### ПРИВЕДЁННЫЙ ОТРЫВОК
Так, кстати, поступили и при закладке береговой, на Москву-реку выходящей стены Кремля. По этой линии решено было поставить три стрельницы: две глухие по углам и одну, с проездными воротами к пристани, примерно посредине между ними. Та стрельница, что стала у подножия холма на западном углу Кремля, получила (возможно, сразу же) имя Свибловой в честь того самого, шепелявого Феди Свибла, теперь уже молодого боярина Фёдора Андреевича, главы дома Акинфовичей. А поскольку дом его стоял как раз в этом углу крепости, то Свиблу и выпало по наряду отвечать за строительство ближайшей стрельницы и прилегающих к ней стен – поставлять сюда своих людей и оплачивать часть работ. Пока Свибл распоряжался в своём углу, на другом, тоже упирающемся в Москву-реку, верховодил его тезка и сверстник Фёдор Беклемиш, – там неподалеку от угловой стрельницы стоял боярский двор Беклемишевых. С этим семейством соседствовал окольничий Тимофей Вельяминов, брат Вельяминова-тысяцкого (и также родной дядя Дмитрию по материнской линии). Башня, что строилась под его присмотром, получила имя Тимофеевской. От неё напольная стена круто сбегала вниз, к Беклемишевской стрельнице. Соседи ревниво поглядывали друг на друга: как дела у Свибла, у Беклемиша, у Фёдора Собаки (его башню Собакиной прозвали), у Тимофея Васильевича?

### ИСХОДНЫЕ ДАННЫЕ
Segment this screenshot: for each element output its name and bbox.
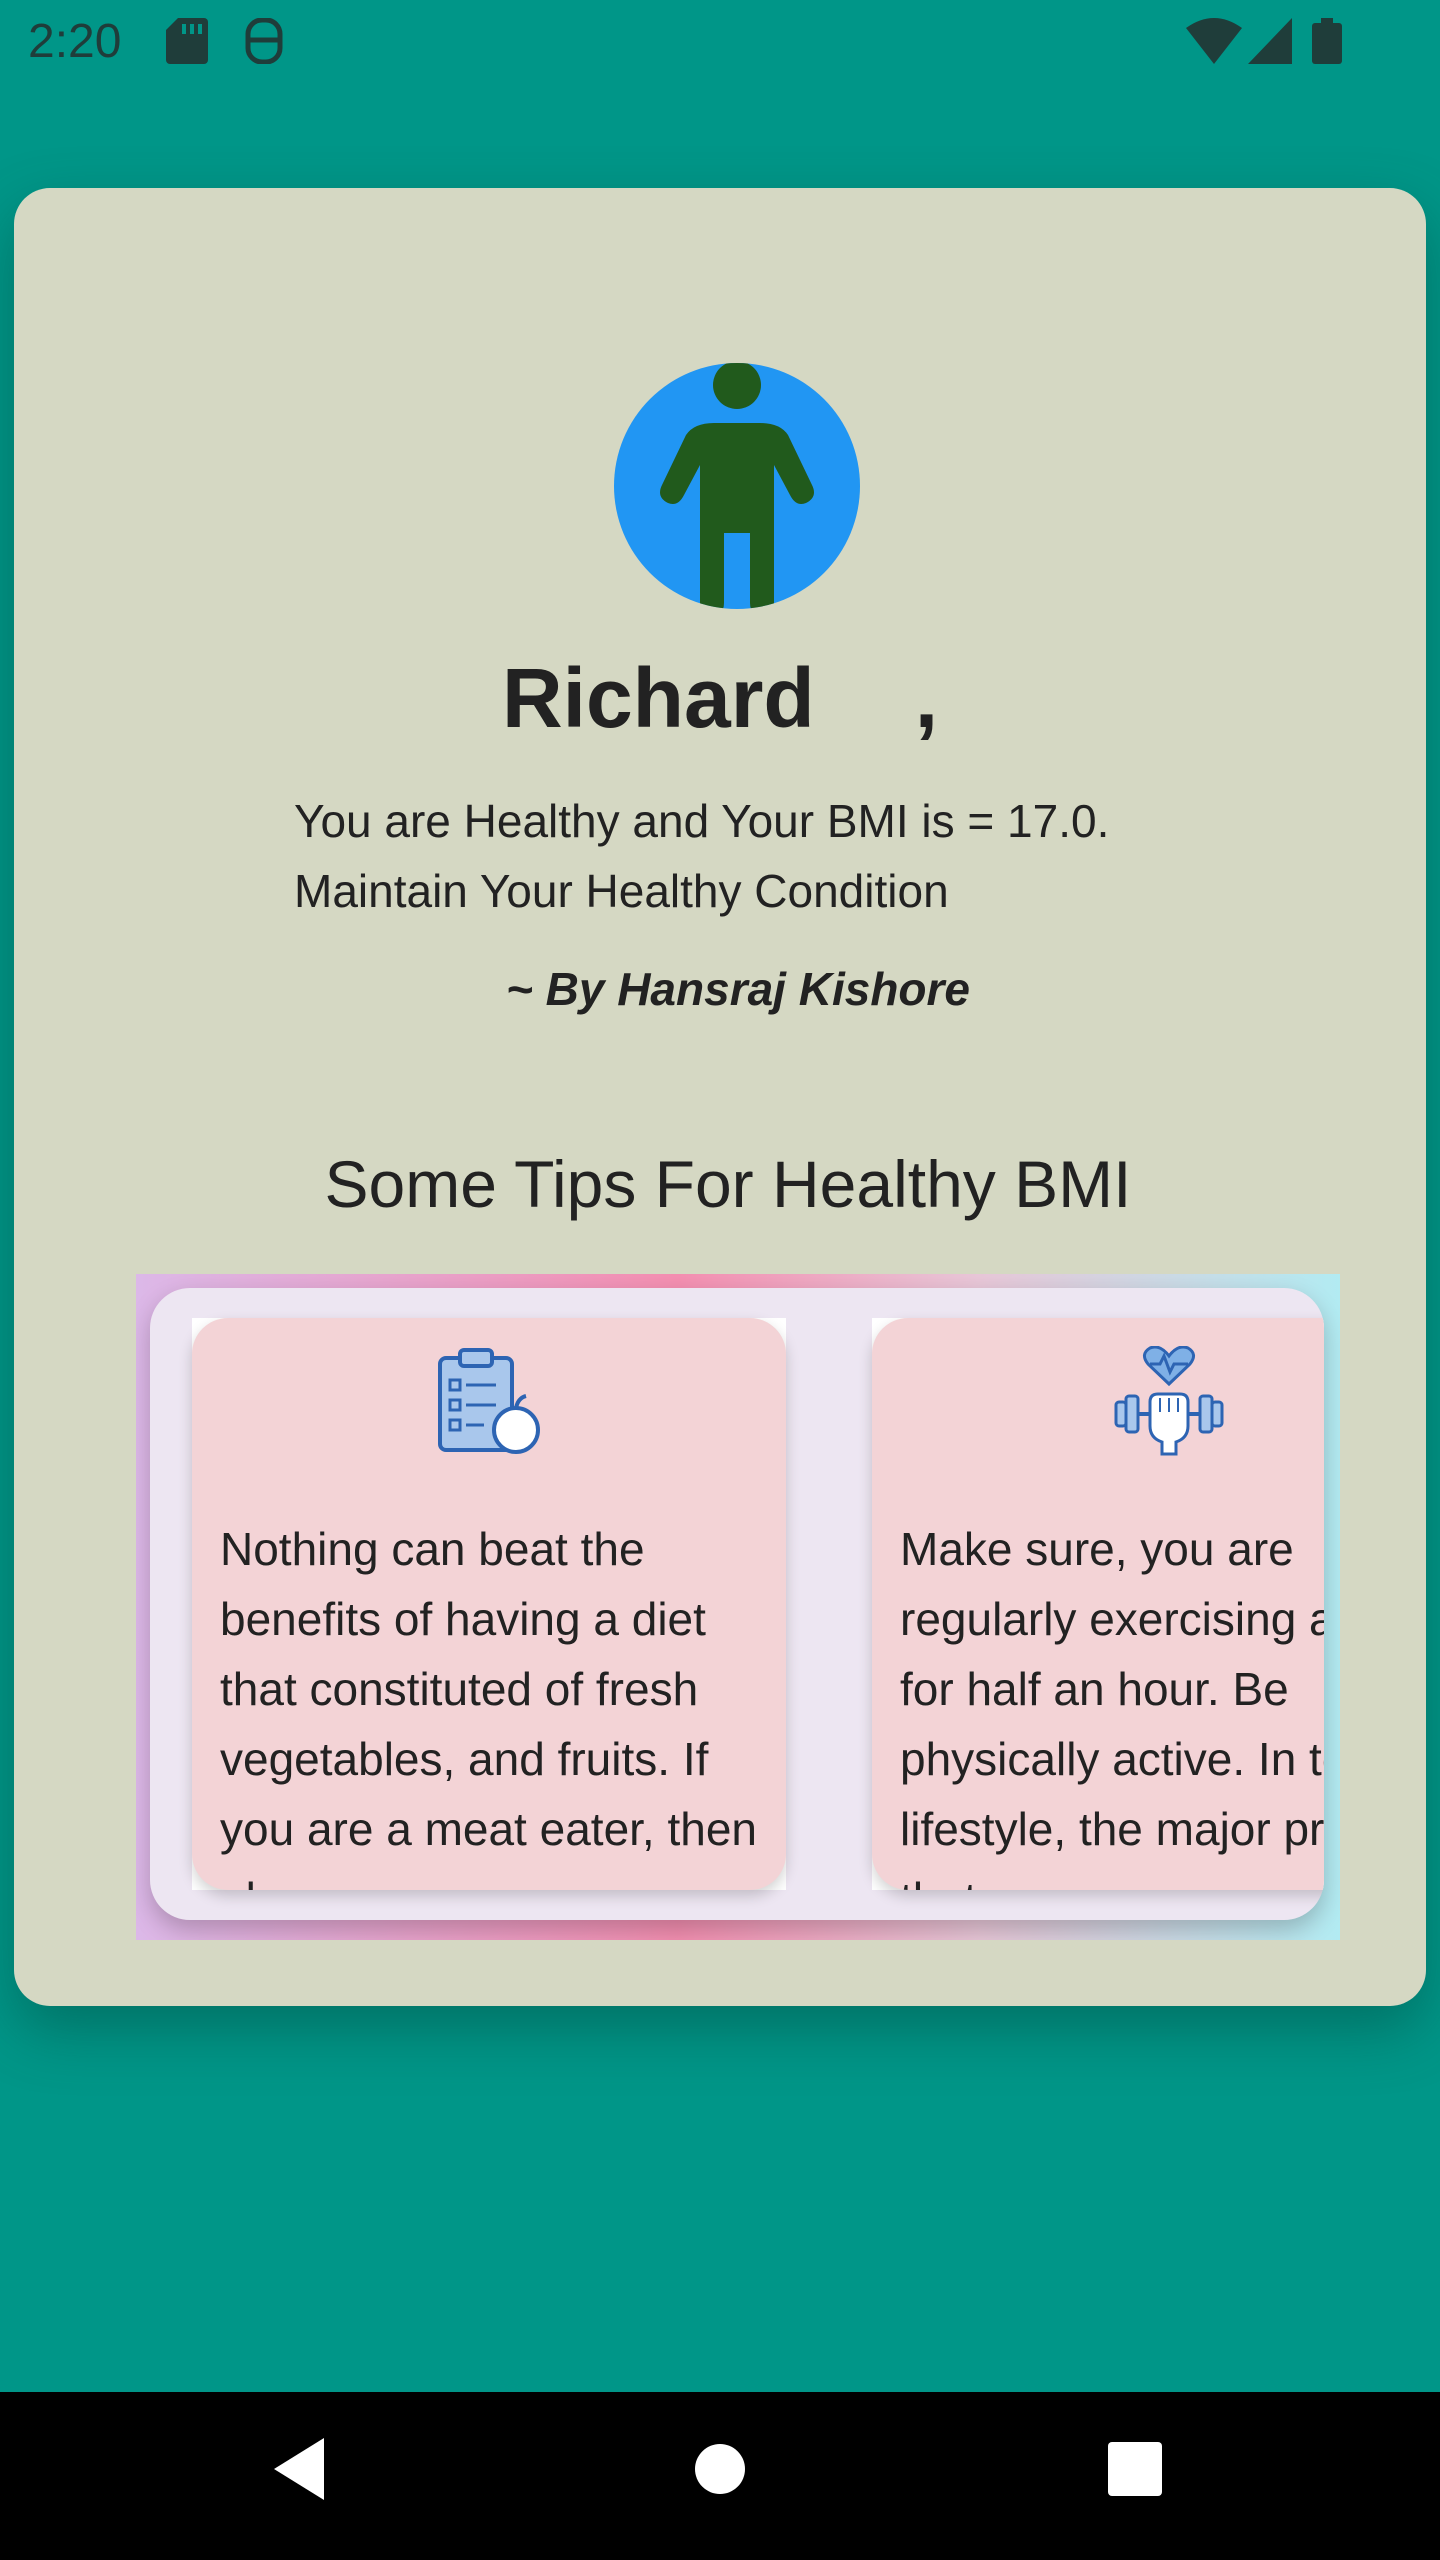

### ЗАДАНИЕ
Напишите продолжение отрывка о возведении стен и стрельниц Кремля. Начните сразу после его последнего предложения.

### ОТВЕТ
Кремль стали возводить не от какой-то одной башни, но одновременно по всем трём линиям, разделённым на боярские участки. Строились вперегонки, стремясь перещеголять ближних и дальних соседей не только в быстроте, но и в неповторимости внешнего образа каждой стрельницы.
Сверху, с боевых площадок, открывалась разворошённая, в пёстром мусоре Москва: кто жёг известь в печах, кто по шатким сходням брёл с носилками, кто занимался отёской камней. Наружная поверхность кладки должна быть ровной и гладкостью не уступать коже, чтоб и ладонью по ней приятно было провести. Зубила камнетёсов при такой дотошной работе часто тупятся, то и дело носят их в кузни, где наваривают и оправляют вышедший из строя инструмент. Звон металла о металл, ёкающие удары топоров, шипение мехов и извести, брань нарядчиков, скрип дощатых настилов, грохот булыжников и каменной мелочи, сваливаемых в «корзины» – пустоты между внешней и внутренней кладкой, озорная перекличка артелей-соперниц, треск костров, взвизги пил, окрики кашеваров, клёпанье урочного била – схлестываются, наскакивают друг на друга звуки, откалываются от новых стен. Кто-нибудь найдёт под ногой глиняный черепок неизвестно какой давности и туда же, в «корзину», кинет – для крепости, для связи. Так и Калита бы поступил. Треснул горшок – и то впрок. Твердеет – даже и в малости этой – огнеупорная глинка московского характера.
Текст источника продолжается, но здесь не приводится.